▸ **TEXT SHOWN**
_ _ _
IOM Trends Analysis: Most Horn of Africa migrants move within region

IOM Trends Analysis: Most Horn of Africa migrants move within region
Photo credit: IOM | Olivia Headon

Nearly 400,000 migrant movements were recorded in Djibouti, Ethiopia and Somalia during the first six months of 2018 – an average of 2,000 or more individuals per day.

It is an active migration zone, characterized by what is considered “mixed” migration – or the movement of different population groups for a variety of reasons.

A slim majority (51%) of these individuals are moving from, but also within, the Horn of Africa, followed by about 36 per cent whose movements are towards the Gulf Cooperation Council countries on the eastern route – through Djibouti, Somaliland and Puntland.

Smaller movements are being tracked along the Southern Route (to South Africa) and the Northern Route (to Egypt and Israel), about 8 and 5 per cent, respectively.

IOM also recorded over 50,000 arrivals in Yemen during the first half of 2018, which is consistent with the 90,000-100,000 rates of arrivals from Africa annually to Yemen during recent years.
_ _ _
▸ **SOURCE DATA**

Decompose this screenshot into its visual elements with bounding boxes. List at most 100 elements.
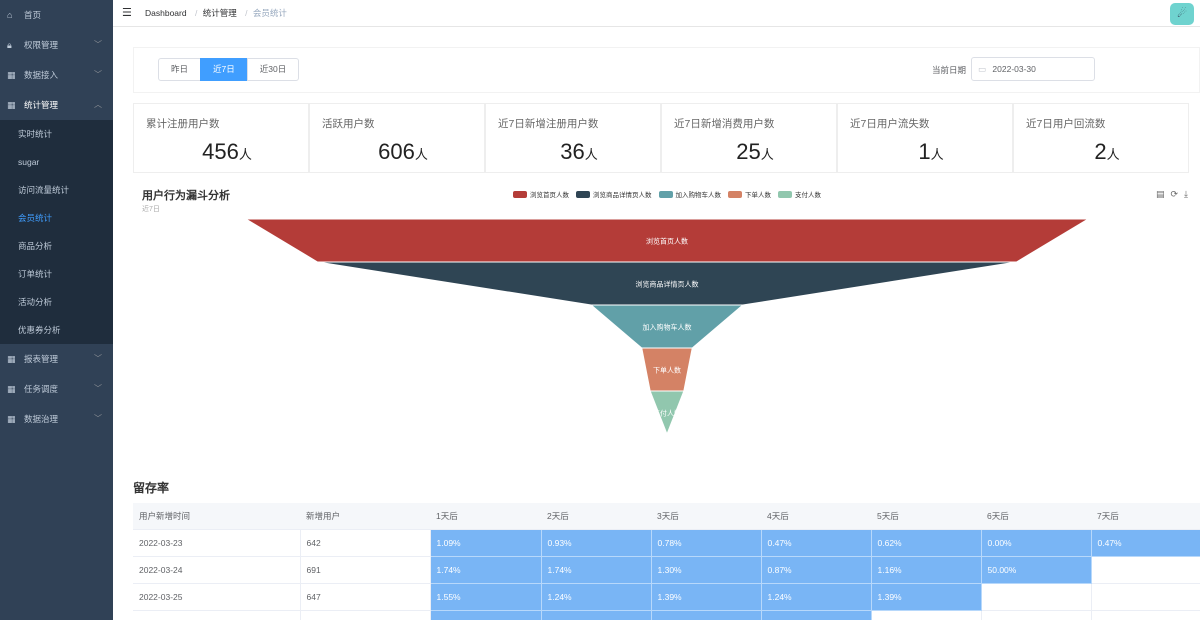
_ _ _
▸ **SET EXERCISE 1**
According to the Horn of Africa migration text, why is the region's migration called "mixed"? Answer in one to three sentences.
▸ **SET EXERCISE 2**
Resume the Horn of Africa migration text after its last sentence.

▸ **RESULT 1**
It is called "mixed" because different population groups are moving for a variety of reasons.

▸ **RESULT 2**
These are a few of the findings detailed in a new report, entitled A Region on the Move, that provides mid-year trend analyses of the main events and key population mobility patterns across the East and Horn of Africa (EHoA) region. The report provides evidence-based insights into major displacement crises and migration trends observed during the first six months of 2018.

Among the major highlights:

  • Some 970,000 Ethiopians were forced to flee their homes between April and June (2018) following inter-communal conflict in the areas between the Southern Nations, Nationalities, and Peoples’ Region (SNNPR) and the Oromia Region;

  • Somalia continues to be affected by protracted and new displacements, with an estimated 2.6 million internally displaced persons as of May 2018;

  • Burundian refugees continue to return from Tanzania, with a total of 27,184 recorded during the first seven months of 2018, bringing the total number of returns to 45,180 since the process began in September 2017;

  • Eritrea and Ethiopia signed a landmark declaration of peace and friendship on 9 July, followed by a joint declaration between Eritrea and Somalia that affirmed a mutual commitment to foster regional peace, stability and economic integration;

  • In another important milestone, the African Union adopted a Protocol on Free Movement of Persons in Africa in January 2018.

These and other trends in migrant movements are studied by the Regional Data Hub (RDH) for the EHoA, established at the beginning of 2018. The RDH aims to support evidence-based, strategic and policy-level discussions on migration through a combined set of initiatives that build on IOM’s extensive migration portfolio in the East and Horn of Africa region.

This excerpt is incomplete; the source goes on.